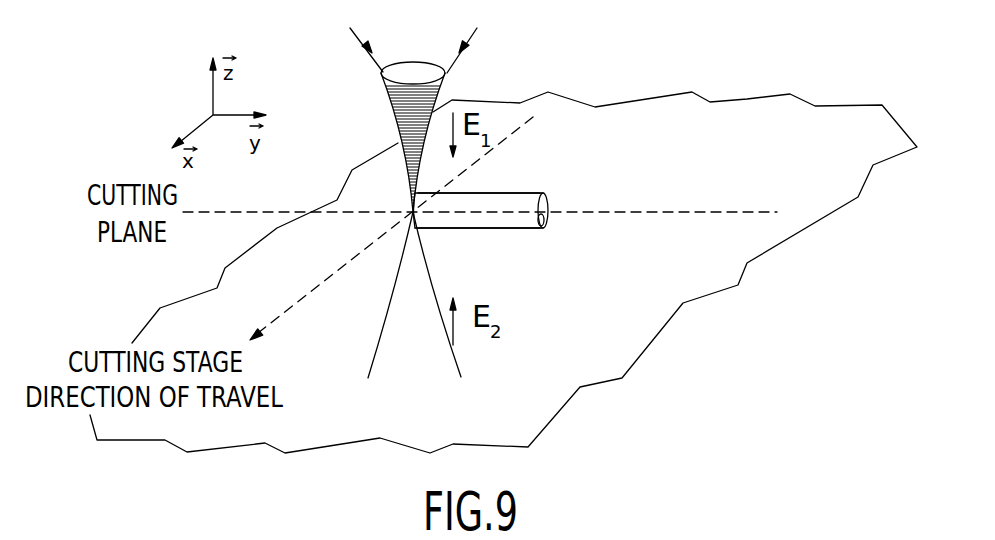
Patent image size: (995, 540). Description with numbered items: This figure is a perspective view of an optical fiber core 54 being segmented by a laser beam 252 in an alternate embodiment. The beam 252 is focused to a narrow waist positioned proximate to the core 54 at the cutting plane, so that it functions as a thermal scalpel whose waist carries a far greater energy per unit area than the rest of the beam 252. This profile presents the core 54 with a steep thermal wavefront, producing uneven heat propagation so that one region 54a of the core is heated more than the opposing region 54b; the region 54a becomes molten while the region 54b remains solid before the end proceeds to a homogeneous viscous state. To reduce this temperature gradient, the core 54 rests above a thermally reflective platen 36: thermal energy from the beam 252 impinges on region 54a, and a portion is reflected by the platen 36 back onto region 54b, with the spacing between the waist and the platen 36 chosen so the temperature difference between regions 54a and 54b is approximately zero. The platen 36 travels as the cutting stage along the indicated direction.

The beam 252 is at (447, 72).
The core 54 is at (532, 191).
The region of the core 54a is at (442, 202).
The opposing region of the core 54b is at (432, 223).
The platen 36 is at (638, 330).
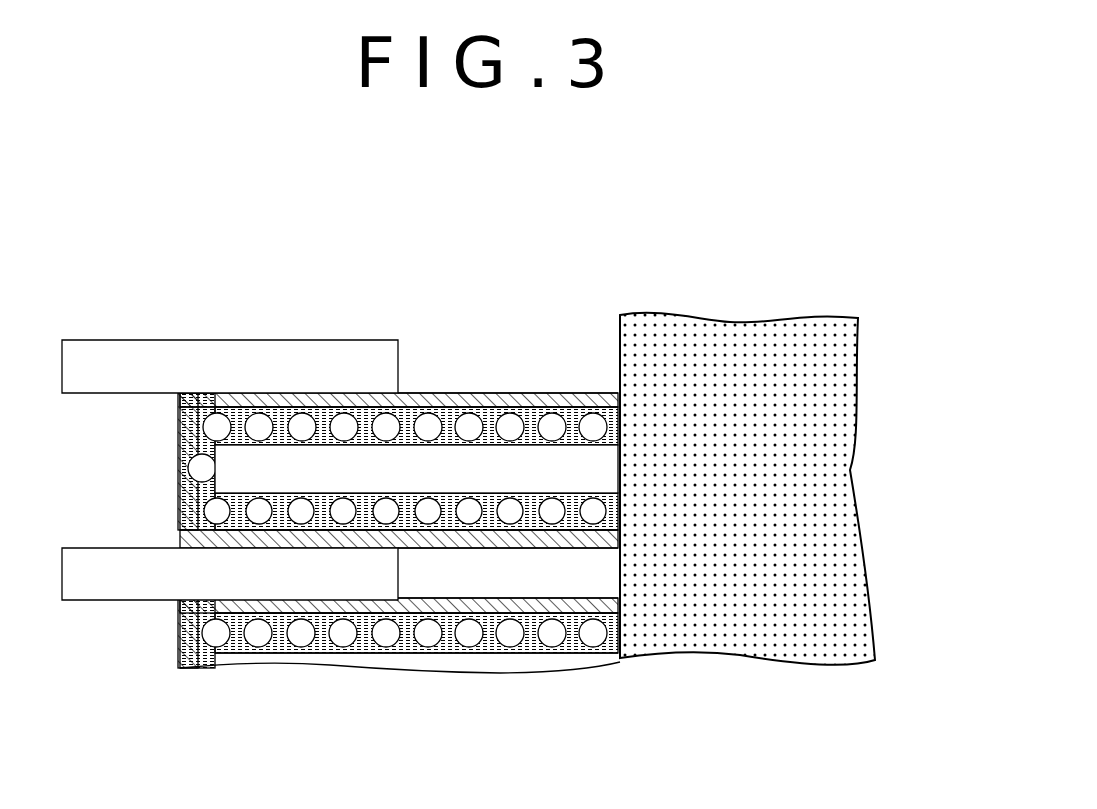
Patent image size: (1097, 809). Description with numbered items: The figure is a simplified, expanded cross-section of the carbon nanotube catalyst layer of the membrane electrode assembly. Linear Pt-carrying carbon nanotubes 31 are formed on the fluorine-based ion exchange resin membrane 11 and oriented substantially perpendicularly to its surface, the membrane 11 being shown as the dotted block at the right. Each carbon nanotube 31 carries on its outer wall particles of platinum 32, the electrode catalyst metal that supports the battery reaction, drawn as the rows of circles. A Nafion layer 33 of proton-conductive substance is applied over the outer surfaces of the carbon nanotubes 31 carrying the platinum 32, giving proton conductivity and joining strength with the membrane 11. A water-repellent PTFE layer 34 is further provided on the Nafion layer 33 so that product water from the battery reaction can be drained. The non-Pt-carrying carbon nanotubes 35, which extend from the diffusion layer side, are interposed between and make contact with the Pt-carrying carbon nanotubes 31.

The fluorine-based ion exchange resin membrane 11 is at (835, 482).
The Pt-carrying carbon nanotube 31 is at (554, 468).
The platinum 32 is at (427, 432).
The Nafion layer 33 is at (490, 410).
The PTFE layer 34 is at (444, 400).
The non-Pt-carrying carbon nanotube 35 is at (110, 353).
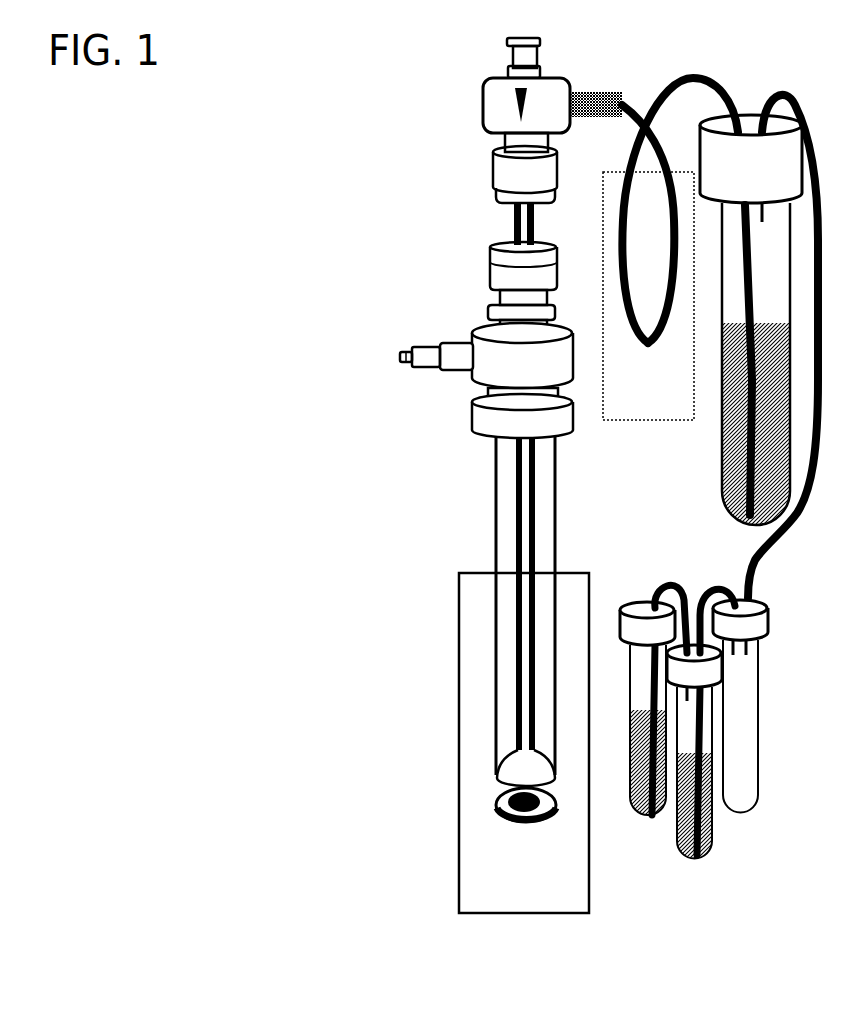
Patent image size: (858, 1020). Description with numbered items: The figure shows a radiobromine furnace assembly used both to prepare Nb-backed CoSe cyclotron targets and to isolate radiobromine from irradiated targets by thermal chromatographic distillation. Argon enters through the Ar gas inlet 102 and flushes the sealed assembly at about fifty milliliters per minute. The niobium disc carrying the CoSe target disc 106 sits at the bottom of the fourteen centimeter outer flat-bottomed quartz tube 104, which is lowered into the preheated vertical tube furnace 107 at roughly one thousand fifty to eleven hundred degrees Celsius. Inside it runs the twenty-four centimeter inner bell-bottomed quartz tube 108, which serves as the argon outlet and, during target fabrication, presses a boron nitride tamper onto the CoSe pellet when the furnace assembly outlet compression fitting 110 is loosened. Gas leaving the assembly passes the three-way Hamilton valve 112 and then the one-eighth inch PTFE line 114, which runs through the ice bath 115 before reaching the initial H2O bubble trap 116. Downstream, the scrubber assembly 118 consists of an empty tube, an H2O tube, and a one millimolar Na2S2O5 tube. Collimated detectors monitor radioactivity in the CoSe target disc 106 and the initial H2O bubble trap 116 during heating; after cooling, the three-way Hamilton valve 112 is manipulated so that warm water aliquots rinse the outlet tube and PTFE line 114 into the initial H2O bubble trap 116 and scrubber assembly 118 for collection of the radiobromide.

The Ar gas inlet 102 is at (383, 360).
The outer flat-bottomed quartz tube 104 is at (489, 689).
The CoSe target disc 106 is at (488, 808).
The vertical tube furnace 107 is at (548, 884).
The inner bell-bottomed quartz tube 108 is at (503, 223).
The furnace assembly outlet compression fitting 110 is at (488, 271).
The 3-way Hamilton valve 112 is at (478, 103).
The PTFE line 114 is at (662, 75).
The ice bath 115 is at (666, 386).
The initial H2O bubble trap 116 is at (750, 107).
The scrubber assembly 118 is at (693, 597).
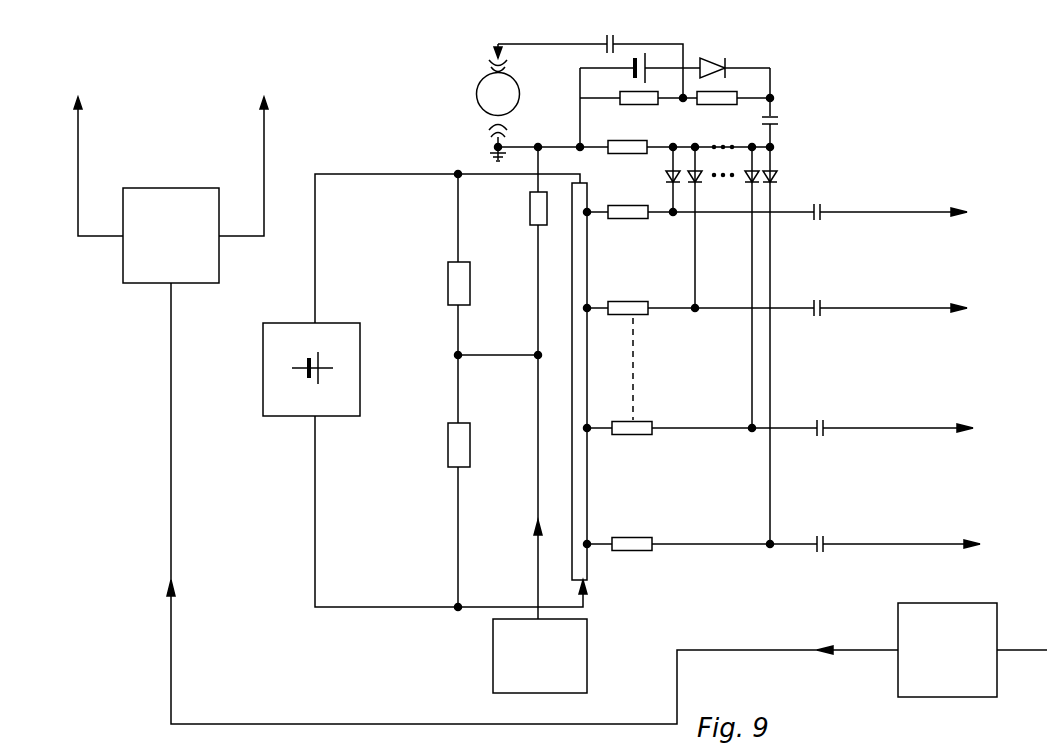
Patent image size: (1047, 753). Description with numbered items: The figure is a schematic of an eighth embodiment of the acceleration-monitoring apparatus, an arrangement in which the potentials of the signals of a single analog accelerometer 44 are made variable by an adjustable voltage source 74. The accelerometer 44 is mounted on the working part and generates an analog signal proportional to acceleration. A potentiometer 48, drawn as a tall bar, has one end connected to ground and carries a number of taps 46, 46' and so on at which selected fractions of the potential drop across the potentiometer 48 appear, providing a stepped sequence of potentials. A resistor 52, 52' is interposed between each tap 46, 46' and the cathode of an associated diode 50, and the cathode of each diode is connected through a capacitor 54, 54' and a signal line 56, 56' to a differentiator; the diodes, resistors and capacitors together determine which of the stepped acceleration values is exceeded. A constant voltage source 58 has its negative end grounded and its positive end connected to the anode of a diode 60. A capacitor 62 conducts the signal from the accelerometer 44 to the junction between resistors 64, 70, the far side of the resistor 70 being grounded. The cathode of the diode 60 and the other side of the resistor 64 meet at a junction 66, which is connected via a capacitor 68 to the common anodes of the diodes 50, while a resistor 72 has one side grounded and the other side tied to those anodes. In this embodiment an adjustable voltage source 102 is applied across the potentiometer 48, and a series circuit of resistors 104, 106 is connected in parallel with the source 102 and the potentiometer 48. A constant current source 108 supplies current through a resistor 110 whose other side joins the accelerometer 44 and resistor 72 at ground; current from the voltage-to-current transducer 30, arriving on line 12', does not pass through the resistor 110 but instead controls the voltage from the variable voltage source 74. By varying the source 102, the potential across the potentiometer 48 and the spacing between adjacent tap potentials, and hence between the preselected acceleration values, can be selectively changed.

▬▬▬▬▬▬

**Given instruction:**
Copy the listing above word for word, leaving out the pictures.

**The reply:**
Patent image size: (995, 540). Description with numbered items: This figure is a perspective view of an optical fiber core 54 being segmented by a laser beam 252 in an alternate embodiment. The beam 252 is focused to a narrow waist positioned proximate to the core 54 at the cutting plane, so that it functions as a thermal scalpel whose waist carries a far greater energy per unit area than the rest of the beam 252. This profile presents the core 54 with a steep thermal wavefront, producing uneven heat propagation so that one region 54a of the core is heated more than the opposing region 54b; the region 54a becomes molten while the region 54b remains solid before the end proceeds to a homogeneous viscous state. To reduce this temperature gradient, the core 54 rests above a thermally reflective platen 36: thermal energy from the beam 252 impinges on region 54a, and a portion is reflected by the platen 36 back onto region 54b, with the spacing between the waist and the platen 36 chosen so the temperature difference between regions 54a and 54b is approximately zero. The platen 36 travels as the cutting stage along the indicated direction.

The beam 252 is at (447, 72).
The core 54 is at (532, 191).
The region of the core 54a is at (442, 202).
The opposing region of the core 54b is at (432, 223).
The platen 36 is at (638, 330).
Patent image size: (1097, 809). Description with numbered items: The figure is a simplified, expanded cross-section of the carbon nanotube catalyst layer of the membrane electrode assembly. Linear Pt-carrying carbon nanotubes 31 are formed on the fluorine-based ion exchange resin membrane 11 and oriented substantially perpendicularly to its surface, the membrane 11 being shown as the dotted block at the right. Each carbon nanotube 31 carries on its outer wall particles of platinum 32, the electrode catalyst metal that supports the battery reaction, drawn as the rows of circles. A Nafion layer 33 of proton-conductive substance is applied over the outer surfaces of the carbon nanotubes 31 carrying the platinum 32, giving proton conductivity and joining strength with the membrane 11. A water-repellent PTFE layer 34 is further provided on the Nafion layer 33 so that product water from the battery reaction can be drained. The non-Pt-carrying carbon nanotubes 35, which extend from the diffusion layer side, are interposed between and make contact with the Pt-carrying carbon nanotubes 31.

The fluorine-based ion exchange resin membrane 11 is at (835, 482).
The Pt-carrying carbon nanotube 31 is at (554, 468).
The platinum 32 is at (427, 432).
The Nafion layer 33 is at (490, 410).
The PTFE layer 34 is at (444, 400).
The non-Pt-carrying carbon nanotube 35 is at (110, 353).
Patent image size: (858, 1020). Description with numbered items: The figure shows a radiobromine furnace assembly used both to prepare Nb-backed CoSe cyclotron targets and to isolate radiobromine from irradiated targets by thermal chromatographic distillation. Argon enters through the Ar gas inlet 102 and flushes the sealed assembly at about fifty milliliters per minute. The niobium disc carrying the CoSe target disc 106 sits at the bottom of the fourteen centimeter outer flat-bottomed quartz tube 104, which is lowered into the preheated vertical tube furnace 107 at roughly one thousand fifty to eleven hundred degrees Celsius. Inside it runs the twenty-four centimeter inner bell-bottomed quartz tube 108, which serves as the argon outlet and, during target fabrication, presses a boron nitride tamper onto the CoSe pellet when the furnace assembly outlet compression fitting 110 is loosened. Gas leaving the assembly passes the three-way Hamilton valve 112 and then the one-eighth inch PTFE line 114, which runs through the ice bath 115 before reaching the initial H2O bubble trap 116. Downstream, the scrubber assembly 118 consists of an empty tube, an H2O tube, and a one millimolar Na2S2O5 tube. Collimated detectors monitor radioactivity in the CoSe target disc 106 and the initial H2O bubble trap 116 during heating; after cooling, the three-way Hamilton valve 112 is manipulated so that warm water aliquots rinse the outlet tube and PTFE line 114 into the initial H2O bubble trap 116 and scrubber assembly 118 for collection of the radiobromide.

The Ar gas inlet 102 is at (383, 360).
The outer flat-bottomed quartz tube 104 is at (489, 689).
The CoSe target disc 106 is at (488, 808).
The vertical tube furnace 107 is at (548, 884).
The inner bell-bottomed quartz tube 108 is at (503, 223).
The furnace assembly outlet compression fitting 110 is at (488, 271).
The 3-way Hamilton valve 112 is at (478, 103).
The PTFE line 114 is at (662, 75).
The ice bath 115 is at (666, 386).
The initial H2O bubble trap 116 is at (750, 107).
The scrubber assembly 118 is at (693, 597).
Patent image size: (1047, 753). Description with numbered items: The figure is a schematic of an eighth embodiment of the acceleration-monitoring apparatus, an arrangement in which the potentials of the signals of a single analog accelerometer 44 are made variable by an adjustable voltage source 74. The accelerometer 44 is mounted on the working part and generates an analog signal proportional to acceleration. A potentiometer 48, drawn as a tall bar, has one end connected to ground and carries a number of taps 46, 46' and so on at which selected fractions of the potential drop across the potentiometer 48 appear, providing a stepped sequence of potentials. A resistor 52, 52' is interposed between each tap 46, 46' and the cathode of an associated diode 50, and the cathode of each diode is connected through a capacitor 54, 54' and a signal line 56, 56' to a differentiator; the diodes, resistors and capacitors together determine which of the stepped acceleration values is exceeded. A constant voltage source 58 has its negative end grounded and its positive end connected to the anode of a diode 60. A capacitor 62 conducts the signal from the accelerometer 44 to the junction between resistors 64, 70, the far side of the resistor 70 being grounded. The cathode of the diode 60 and the other side of the resistor 64 meet at a junction 66, which is connected via a capacitor 68 to the common anodes of the diodes 50, while a resistor 72 has one side grounded and the other side tied to those anodes. In this embodiment an adjustable voltage source 102 is applied across the potentiometer 48, and a series circuit of resistors 104, 106 is connected in parallel with the source 102 and the potentiometer 48. A constant current source 108 supplies current through a resistor 110 whose other side joins the accelerometer 44 and resistor 72 at ground; current from the voltage-to-current transducer 30, arriving on line 12', does not pass through the resistor 110 but instead controls the voltage from the variable voltage source 74. By varying the source 102, the potential across the potentiometer 48 and the spacing between adjacent tap potentials, and hence between the preselected acceleration values, can be selectively changed.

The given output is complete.